RECORDS SHOWN:

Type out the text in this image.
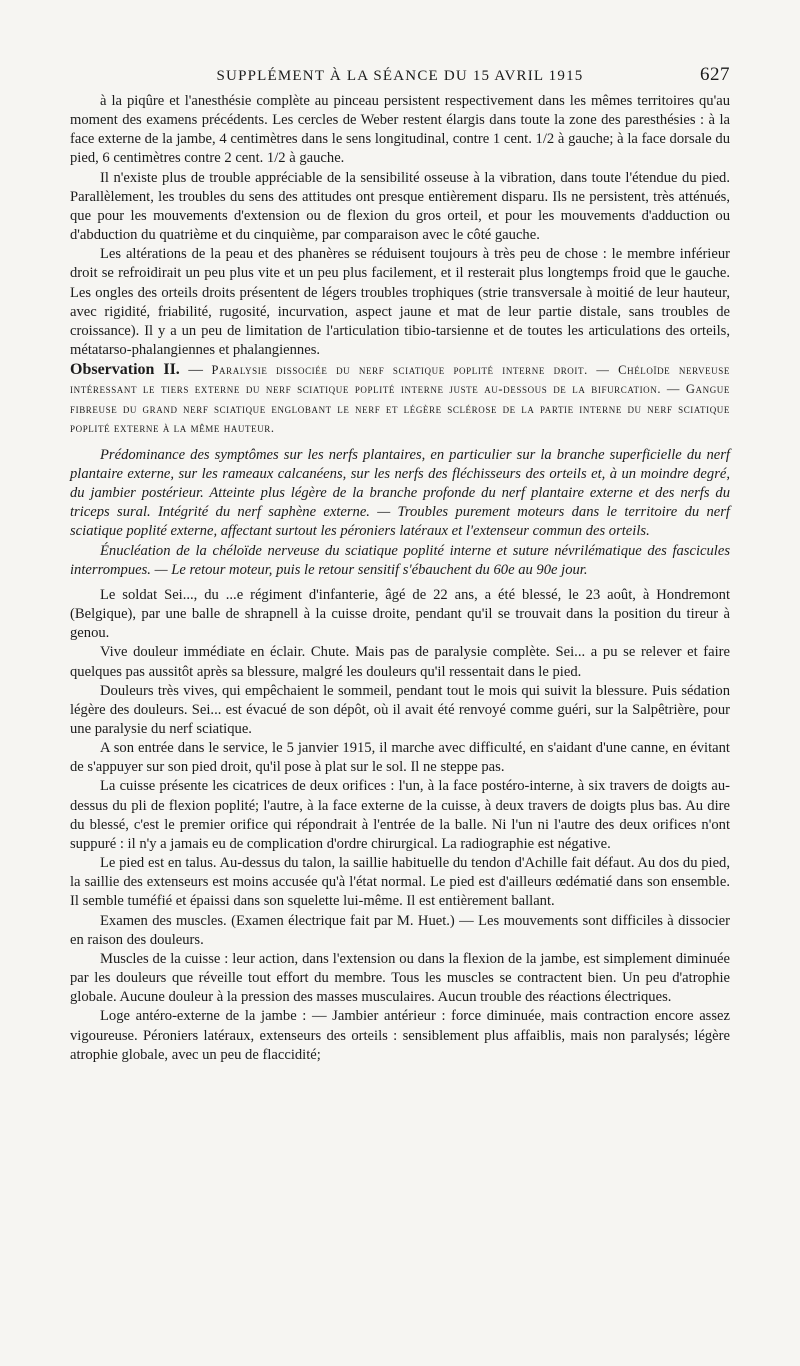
SUPPLÉMENT À LA SÉANCE DU 15 AVRIL 1915	627

à la piqûre et l'anesthésie complète au pinceau persistent respectivement dans les mêmes territoires qu'au moment des examens précédents. Les cercles de Weber restent élargis dans toute la zone des paresthésies : à la face externe de la jambe, 4 centimètres dans le sens longitudinal, contre 1 cent. 1/2 à gauche; à la face dorsale du pied, 6 centimètres contre 2 cent. 1/2 à gauche.

Il n'existe plus de trouble appréciable de la sensibilité osseuse à la vibration, dans toute l'étendue du pied. Parallèlement, les troubles du sens des attitudes ont presque entièrement disparu. Ils ne persistent, très atténués, que pour les mouvements d'extension ou de flexion du gros orteil, et pour les mouvements d'adduction ou d'abduction du quatrième et du cinquième, par comparaison avec le côté gauche.

Les altérations de la peau et des phanères se réduisent toujours à très peu de chose : le membre inférieur droit se refroidirait un peu plus vite et un peu plus facilement, et il resterait plus longtemps froid que le gauche. Les ongles des orteils droits présentent de légers troubles trophiques (strie transversale à moitié de leur hauteur, avec rigidité, friabilité, rugosité, incurvation, aspect jaune et mat de leur partie distale, sans troubles de croissance). Il y a un peu de limitation de l'articulation tibio-tarsienne et de toutes les articulations des orteils, métatarso-phalangiennes et phalangiennes.

Observation II. — Paralysie dissociée du nerf sciatique poplité interne droit. — Chéloïde nerveuse intéressant le tiers externe du nerf sciatique poplité interne juste au-dessous de la bifurcation. — Gangue fibreuse du grand nerf sciatique englobant le nerf et légère sclérose de la partie interne du nerf sciatique poplité externe à la même hauteur.

Prédominance des symptômes sur les nerfs plantaires, en particulier sur la branche superficielle du nerf plantaire externe, sur les rameaux calcanéens, sur les nerfs des fléchisseurs des orteils et, à un moindre degré, du jambier postérieur. Atteinte plus légère de la branche profonde du nerf plantaire externe et des nerfs du triceps sural. Intégrité du nerf saphène externe. — Troubles purement moteurs dans le territoire du nerf sciatique poplité externe, affectant surtout les péroniers latéraux et l'extenseur commun des orteils.

Énucléation de la chéloïde nerveuse du sciatique poplité interne et suture névrilématique des fascicules interrompues. — Le retour moteur, puis le retour sensitif s'ébauchent du 60e au 90e jour.

Le soldat Sei..., du ...e régiment d'infanterie, âgé de 22 ans, a été blessé, le 23 août, à Hondremont (Belgique), par une balle de shrapnell à la cuisse droite, pendant qu'il se trouvait dans la position du tireur à genou.

Vive douleur immédiate en éclair. Chute. Mais pas de paralysie complète. Sei... a pu se relever et faire quelques pas aussitôt après sa blessure, malgré les douleurs qu'il ressentait dans le pied.

Douleurs très vives, qui empêchaient le sommeil, pendant tout le mois qui suivit la blessure. Puis sédation légère des douleurs. Sei... est évacué de son dépôt, où il avait été renvoyé comme guéri, sur la Salpêtrière, pour une paralysie du nerf sciatique.

A son entrée dans le service, le 5 janvier 1915, il marche avec difficulté, en s'aidant d'une canne, en évitant de s'appuyer sur son pied droit, qu'il pose à plat sur le sol. Il ne steppe pas.

La cuisse présente les cicatrices de deux orifices : l'un, à la face postéro-interne, à six travers de doigts au-dessus du pli de flexion poplité; l'autre, à la face externe de la cuisse, à deux travers de doigts plus bas. Au dire du blessé, c'est le premier orifice qui répondrait à l'entrée de la balle. Ni l'un ni l'autre des deux orifices n'ont suppuré : il n'y a jamais eu de complication d'ordre chirurgical. La radiographie est négative.

Le pied est en talus. Au-dessus du talon, la saillie habituelle du tendon d'Achille fait défaut. Au dos du pied, la saillie des extenseurs est moins accusée qu'à l'état normal. Le pied est d'ailleurs œdématié dans son ensemble. Il semble tuméfié et épaissi dans son squelette lui-même. Il est entièrement ballant.

Examen des muscles. (Examen électrique fait par M. Huet.) — Les mouvements sont difficiles à dissocier en raison des douleurs.

Muscles de la cuisse : leur action, dans l'extension ou dans la flexion de la jambe, est simplement diminuée par les douleurs que réveille tout effort du membre. Tous les muscles se contractent bien. Un peu d'atrophie globale. Aucune douleur à la pression des masses musculaires. Aucun trouble des réactions électriques.

Loge antéro-externe de la jambe : — Jambier antérieur : force diminuée, mais contraction encore assez vigoureuse. Péroniers latéraux, extenseurs des orteils : sensiblement plus affaiblis, mais non paralysés; légère atrophie globale, avec un peu de flaccidité;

WORK INSTRUCTIONS: Pictures stay out; reproduce every line of the records exactly.

EXERCISE ANSWER:
Type out the text in this image.
SUPPLÉMENT À LA SÉANCE DU 15 AVRIL 1915	627

à la piqûre et l'anesthésie complète au pinceau persistent respectivement dans les mêmes territoires qu'au moment des examens précédents. Les cercles de Weber restent élargis dans toute la zone des paresthésies : à la face externe de la jambe, 4 centimètres dans le sens longitudinal, contre 1 cent. 1/2 à gauche; à la face dorsale du pied, 6 centimètres contre 2 cent. 1/2 à gauche.

Il n'existe plus de trouble appréciable de la sensibilité osseuse à la vibration, dans toute l'étendue du pied. Parallèlement, les troubles du sens des attitudes ont presque entièrement disparu. Ils ne persistent, très atténués, que pour les mouvements d'extension ou de flexion du gros orteil, et pour les mouvements d'adduction ou d'abduction du quatrième et du cinquième, par comparaison avec le côté gauche.

Les altérations de la peau et des phanères se réduisent toujours à très peu de chose : le membre inférieur droit se refroidirait un peu plus vite et un peu plus facilement, et il resterait plus longtemps froid que le gauche. Les ongles des orteils droits présentent de légers troubles trophiques (strie transversale à moitié de leur hauteur, avec rigidité, friabilité, rugosité, incurvation, aspect jaune et mat de leur partie distale, sans troubles de croissance). Il y a un peu de limitation de l'articulation tibio-tarsienne et de toutes les articulations des orteils, métatarso-phalangiennes et phalangiennes.

Observation II. — Paralysie dissociée du nerf sciatique poplité interne droit. — Chéloïde nerveuse intéressant le tiers externe du nerf sciatique poplité interne juste au-dessous de la bifurcation. — Gangue fibreuse du grand nerf sciatique englobant le nerf et légère sclérose de la partie interne du nerf sciatique poplité externe à la même hauteur.

Prédominance des symptômes sur les nerfs plantaires, en particulier sur la branche superficielle du nerf plantaire externe, sur les rameaux calcanéens, sur les nerfs des fléchisseurs des orteils et, à un moindre degré, du jambier postérieur. Atteinte plus légère de la branche profonde du nerf plantaire externe et des nerfs du triceps sural. Intégrité du nerf saphène externe. — Troubles purement moteurs dans le territoire du nerf sciatique poplité externe, affectant surtout les péroniers latéraux et l'extenseur commun des orteils.

Énucléation de la chéloïde nerveuse du sciatique poplité interne et suture névrilématique des fascicules interrompues. — Le retour moteur, puis le retour sensitif s'ébauchent du 60e au 90e jour.

Le soldat Sei..., du ...e régiment d'infanterie, âgé de 22 ans, a été blessé, le 23 août, à Hondremont (Belgique), par une balle de shrapnell à la cuisse droite, pendant qu'il se trouvait dans la position du tireur à genou.

Vive douleur immédiate en éclair. Chute. Mais pas de paralysie complète. Sei... a pu se relever et faire quelques pas aussitôt après sa blessure, malgré les douleurs qu'il ressentait dans le pied.

Douleurs très vives, qui empêchaient le sommeil, pendant tout le mois qui suivit la blessure. Puis sédation légère des douleurs. Sei... est évacué de son dépôt, où il avait été renvoyé comme guéri, sur la Salpêtrière, pour une paralysie du nerf sciatique.

A son entrée dans le service, le 5 janvier 1915, il marche avec difficulté, en s'aidant d'une canne, en évitant de s'appuyer sur son pied droit, qu'il pose à plat sur le sol. Il ne steppe pas.

La cuisse présente les cicatrices de deux orifices : l'un, à la face postéro-interne, à six travers de doigts au-dessus du pli de flexion poplité; l'autre, à la face externe de la cuisse, à deux travers de doigts plus bas. Au dire du blessé, c'est le premier orifice qui répondrait à l'entrée de la balle. Ni l'un ni l'autre des deux orifices n'ont suppuré : il n'y a jamais eu de complication d'ordre chirurgical. La radiographie est négative.

Le pied est en talus. Au-dessus du talon, la saillie habituelle du tendon d'Achille fait défaut. Au dos du pied, la saillie des extenseurs est moins accusée qu'à l'état normal. Le pied est d'ailleurs œdématié dans son ensemble. Il semble tuméfié et épaissi dans son squelette lui-même. Il est entièrement ballant.

Examen des muscles. (Examen électrique fait par M. Huet.) — Les mouvements sont difficiles à dissocier en raison des douleurs.

Muscles de la cuisse : leur action, dans l'extension ou dans la flexion de la jambe, est simplement diminuée par les douleurs que réveille tout effort du membre. Tous les muscles se contractent bien. Un peu d'atrophie globale. Aucune douleur à la pression des masses musculaires. Aucun trouble des réactions électriques.

Loge antéro-externe de la jambe : — Jambier antérieur : force diminuée, mais contraction encore assez vigoureuse. Péroniers latéraux, extenseurs des orteils : sensiblement plus affaiblis, mais non paralysés; légère atrophie globale, avec un peu de flaccidité;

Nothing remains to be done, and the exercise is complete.